Data entries:

=-=-=-=-=

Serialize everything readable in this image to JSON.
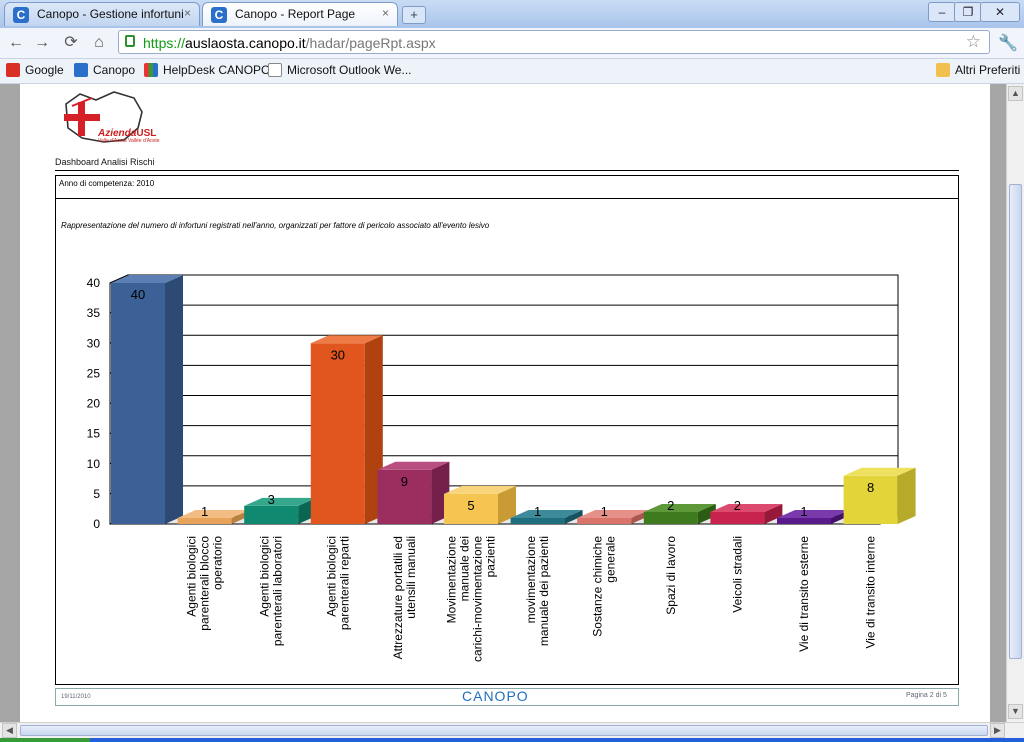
{
  "browser": {
    "tabs": [
      {
        "label": "Canopo - Gestione infortuni",
        "close": "×"
      },
      {
        "label": "Canopo - Report Page",
        "close": "×"
      }
    ],
    "new_tab": "+",
    "window_controls": [
      "–",
      "❐",
      "✕"
    ],
    "nav": {
      "back": "←",
      "forward": "→",
      "reload": "⟳",
      "home": "⌂"
    },
    "address": {
      "scheme": "https://",
      "host": "auslaosta.canopo.it",
      "path": "/hadar/pageRpt.aspx"
    },
    "bookmarks": [
      {
        "label": "Google",
        "icon": "google-icon",
        "color": "#d93025"
      },
      {
        "label": "Canopo",
        "icon": "canopo-icon",
        "color": "#2a6fc9"
      },
      {
        "label": "HelpDesk CANOPO",
        "icon": "helpdesk-icon",
        "color": "#3a9a3a"
      },
      {
        "label": "Microsoft Outlook We...",
        "icon": "page-icon",
        "color": "#ffffff"
      }
    ],
    "other_bookmarks": "Altri Preferiti"
  },
  "report": {
    "logo": {
      "text": "Azienda",
      "bold": "USL",
      "sub": "Valle d'Aosta Vallée d'Aoste"
    },
    "dashboard_title": "Dashboard Analisi Rischi",
    "year_label": "Anno di competenza: 2010",
    "description": "Rappresentazione del numero di infortuni registrati nell'anno, organizzati per fattore di pericolo associato all'evento lesivo",
    "footer": {
      "date": "19/11/2010",
      "brand": "CANOPO",
      "page": "Pagina 2 di 5"
    }
  },
  "chart_data": {
    "type": "bar",
    "categories": [
      "Agenti biologici parenterali blocco operatorio",
      "Agenti biologici parenterali laboratori",
      "Agenti biologici parenterali reparti",
      "Attrezzature portatili ed utensili manuali",
      "Movimentazione manuale dei carichi-movimentazione pazienti",
      "movimentazione manuale dei pazienti",
      "Sostanze chimiche generale",
      "Spazi di lavoro",
      "Veicoli stradali",
      "Vie di transito esterne",
      "Vie di transito interne"
    ],
    "category_lines": [
      [
        "Agenti biologici",
        "parenterali blocco",
        "operatorio"
      ],
      [
        "Agenti biologici",
        "parenterali laboratori"
      ],
      [
        "Agenti biologici",
        "parenterali reparti"
      ],
      [
        "Attrezzature portatili ed",
        "utensili manuali"
      ],
      [
        "Movimentazione",
        "manuale dei",
        "carichi-movimentazione",
        "pazienti"
      ],
      [
        "movimentazione",
        "manuale dei pazienti"
      ],
      [
        "Sostanze chimiche",
        "generale"
      ],
      [
        "Spazi di lavoro"
      ],
      [
        "Veicoli stradali"
      ],
      [
        "Vie di transito esterne"
      ],
      [
        "Vie di transito interne"
      ]
    ],
    "values": [
      40,
      1,
      3,
      30,
      9,
      5,
      1,
      1,
      2,
      2,
      1,
      8
    ],
    "ylim": [
      0,
      40
    ],
    "yticks": [
      0,
      5,
      10,
      15,
      20,
      25,
      30,
      35,
      40
    ],
    "grid": true,
    "colors": [
      "#3b6196",
      "#e8a35a",
      "#0f8a70",
      "#e0561e",
      "#9b2d5f",
      "#f5c451",
      "#1f6e7e",
      "#d9746a",
      "#3e7a1e",
      "#c8234f",
      "#5b1a8c",
      "#e3d43a"
    ],
    "side_colors": [
      "#2c4a74",
      "#b9813f",
      "#0a6653",
      "#b0420f",
      "#74204a",
      "#c99b35",
      "#15525e",
      "#ab5750",
      "#2c5b13",
      "#971939",
      "#43116a",
      "#b7a92a"
    ],
    "top_colors": [
      "#5c80b3",
      "#f2bd83",
      "#34a78d",
      "#ee7a45",
      "#b94f80",
      "#f8d57c",
      "#3d8b9a",
      "#e59088",
      "#5d9839",
      "#dd4a6f",
      "#7a3aac",
      "#eee160"
    ]
  }
}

=-=-=-=-=

# [Exercise directions]
Which lines contain "Veicoli"? Show each of them.

# [Task solution]
      "Veicoli stradali",
        "Veicoli stradali"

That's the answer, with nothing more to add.